Write the material out again exactly.

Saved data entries
##########

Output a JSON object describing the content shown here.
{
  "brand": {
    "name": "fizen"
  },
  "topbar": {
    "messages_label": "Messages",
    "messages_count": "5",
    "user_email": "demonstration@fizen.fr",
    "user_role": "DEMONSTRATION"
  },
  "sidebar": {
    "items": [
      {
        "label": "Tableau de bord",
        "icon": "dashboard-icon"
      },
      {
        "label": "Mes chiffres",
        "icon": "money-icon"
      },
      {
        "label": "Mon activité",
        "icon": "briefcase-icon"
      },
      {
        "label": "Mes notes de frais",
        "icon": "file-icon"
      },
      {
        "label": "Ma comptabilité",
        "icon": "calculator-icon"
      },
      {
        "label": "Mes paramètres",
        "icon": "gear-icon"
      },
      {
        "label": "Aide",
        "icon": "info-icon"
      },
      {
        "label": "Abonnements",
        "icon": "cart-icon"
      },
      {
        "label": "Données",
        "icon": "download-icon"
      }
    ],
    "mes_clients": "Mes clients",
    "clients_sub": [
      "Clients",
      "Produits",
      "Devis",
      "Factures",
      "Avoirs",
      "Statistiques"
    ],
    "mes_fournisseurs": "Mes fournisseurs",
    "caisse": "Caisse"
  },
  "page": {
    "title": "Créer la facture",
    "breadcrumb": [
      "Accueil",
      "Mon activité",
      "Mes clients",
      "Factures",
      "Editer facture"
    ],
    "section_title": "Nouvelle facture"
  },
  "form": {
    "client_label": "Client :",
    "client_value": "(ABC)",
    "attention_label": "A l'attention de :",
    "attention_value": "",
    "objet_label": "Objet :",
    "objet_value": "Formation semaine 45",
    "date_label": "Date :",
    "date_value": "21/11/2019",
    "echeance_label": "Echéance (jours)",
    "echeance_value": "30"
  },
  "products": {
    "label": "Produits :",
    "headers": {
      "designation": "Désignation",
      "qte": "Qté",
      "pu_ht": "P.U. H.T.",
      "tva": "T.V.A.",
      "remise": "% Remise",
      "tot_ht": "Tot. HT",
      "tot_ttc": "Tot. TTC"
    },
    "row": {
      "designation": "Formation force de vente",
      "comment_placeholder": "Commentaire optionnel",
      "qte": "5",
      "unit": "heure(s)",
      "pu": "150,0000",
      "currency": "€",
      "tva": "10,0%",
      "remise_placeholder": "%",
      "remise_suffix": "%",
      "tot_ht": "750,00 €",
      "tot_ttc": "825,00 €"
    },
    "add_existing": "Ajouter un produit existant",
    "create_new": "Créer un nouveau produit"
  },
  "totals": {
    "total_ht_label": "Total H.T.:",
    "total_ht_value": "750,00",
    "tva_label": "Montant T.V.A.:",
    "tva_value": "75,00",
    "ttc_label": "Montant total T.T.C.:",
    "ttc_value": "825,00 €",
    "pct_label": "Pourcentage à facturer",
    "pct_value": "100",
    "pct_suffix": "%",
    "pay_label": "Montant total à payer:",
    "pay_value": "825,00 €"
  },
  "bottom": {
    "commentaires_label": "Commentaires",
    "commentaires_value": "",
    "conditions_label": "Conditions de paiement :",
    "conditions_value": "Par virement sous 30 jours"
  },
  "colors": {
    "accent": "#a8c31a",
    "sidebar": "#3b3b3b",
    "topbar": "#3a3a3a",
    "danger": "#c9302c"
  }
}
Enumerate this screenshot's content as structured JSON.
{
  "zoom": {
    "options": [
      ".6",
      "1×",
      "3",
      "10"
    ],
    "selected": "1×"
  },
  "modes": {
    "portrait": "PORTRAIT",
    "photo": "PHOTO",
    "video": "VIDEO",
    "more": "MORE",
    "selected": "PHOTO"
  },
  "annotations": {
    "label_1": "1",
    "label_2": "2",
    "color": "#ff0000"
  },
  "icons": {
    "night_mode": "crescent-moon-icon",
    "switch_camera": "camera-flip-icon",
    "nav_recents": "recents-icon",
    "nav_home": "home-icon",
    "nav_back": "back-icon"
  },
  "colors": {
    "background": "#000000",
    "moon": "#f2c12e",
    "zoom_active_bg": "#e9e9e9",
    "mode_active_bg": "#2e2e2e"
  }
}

##########

Answer =
Output a JSON object describing the content shown here.
{
  "brand": {
    "name": "fizen"
  },
  "topbar": {
    "messages_label": "Messages",
    "messages_count": "5",
    "user_email": "demonstration@fizen.fr",
    "user_role": "DEMONSTRATION"
  },
  "sidebar": {
    "items": [
      {
        "label": "Tableau de bord",
        "icon": "dashboard-icon"
      },
      {
        "label": "Mes chiffres",
        "icon": "money-icon"
      },
      {
        "label": "Mon activité",
        "icon": "briefcase-icon"
      },
      {
        "label": "Mes notes de frais",
        "icon": "file-icon"
      },
      {
        "label": "Ma comptabilité",
        "icon": "calculator-icon"
      },
      {
        "label": "Mes paramètres",
        "icon": "gear-icon"
      },
      {
        "label": "Aide",
        "icon": "info-icon"
      },
      {
        "label": "Abonnements",
        "icon": "cart-icon"
      },
      {
        "label": "Données",
        "icon": "download-icon"
      }
    ],
    "mes_clients": "Mes clients",
    "clients_sub": [
      "Clients",
      "Produits",
      "Devis",
      "Factures",
      "Avoirs",
      "Statistiques"
    ],
    "mes_fournisseurs": "Mes fournisseurs",
    "caisse": "Caisse"
  },
  "page": {
    "title": "Créer la facture",
    "breadcrumb": [
      "Accueil",
      "Mon activité",
      "Mes clients",
      "Factures",
      "Editer facture"
    ],
    "section_title": "Nouvelle facture"
  },
  "form": {
    "client_label": "Client :",
    "client_value": "(ABC)",
    "attention_label": "A l'attention de :",
    "attention_value": "",
    "objet_label": "Objet :",
    "objet_value": "Formation semaine 45",
    "date_label": "Date :",
    "date_value": "21/11/2019",
    "echeance_label": "Echéance (jours)",
    "echeance_value": "30"
  },
  "products": {
    "label": "Produits :",
    "headers": {
      "designation": "Désignation",
      "qte": "Qté",
      "pu_ht": "P.U. H.T.",
      "tva": "T.V.A.",
      "remise": "% Remise",
      "tot_ht": "Tot. HT",
      "tot_ttc": "Tot. TTC"
    },
    "row": {
      "designation": "Formation force de vente",
      "comment_placeholder": "Commentaire optionnel",
      "qte": "5",
      "unit": "heure(s)",
      "pu": "150,0000",
      "currency": "€",
      "tva": "10,0%",
      "remise_placeholder": "%",
      "remise_suffix": "%",
      "tot_ht": "750,00 €",
      "tot_ttc": "825,00 €"
    },
    "add_existing": "Ajouter un produit existant",
    "create_new": "Créer un nouveau produit"
  },
  "totals": {
    "total_ht_label": "Total H.T.:",
    "total_ht_value": "750,00",
    "tva_label": "Montant T.V.A.:",
    "tva_value": "75,00",
    "ttc_label": "Montant total T.T.C.:",
    "ttc_value": "825,00 €",
    "pct_label": "Pourcentage à facturer",
    "pct_value": "100",
    "pct_suffix": "%",
    "pay_label": "Montant total à payer:",
    "pay_value": "825,00 €"
  },
  "bottom": {
    "commentaires_label": "Commentaires",
    "commentaires_value": "",
    "conditions_label": "Conditions de paiement :",
    "conditions_value": "Par virement sous 30 jours"
  },
  "colors": {
    "accent": "#a8c31a",
    "sidebar": "#3b3b3b",
    "topbar": "#3a3a3a",
    "danger": "#c9302c"
  }
}
Enumerate this screenshot's content as structured JSON.
{
  "zoom": {
    "options": [
      ".6",
      "1×",
      "3",
      "10"
    ],
    "selected": "1×"
  },
  "modes": {
    "portrait": "PORTRAIT",
    "photo": "PHOTO",
    "video": "VIDEO",
    "more": "MORE",
    "selected": "PHOTO"
  },
  "annotations": {
    "label_1": "1",
    "label_2": "2",
    "color": "#ff0000"
  },
  "icons": {
    "night_mode": "crescent-moon-icon",
    "switch_camera": "camera-flip-icon",
    "nav_recents": "recents-icon",
    "nav_home": "home-icon",
    "nav_back": "back-icon"
  },
  "colors": {
    "background": "#000000",
    "moon": "#f2c12e",
    "zoom_active_bg": "#e9e9e9",
    "mode_active_bg": "#2e2e2e"
  }
}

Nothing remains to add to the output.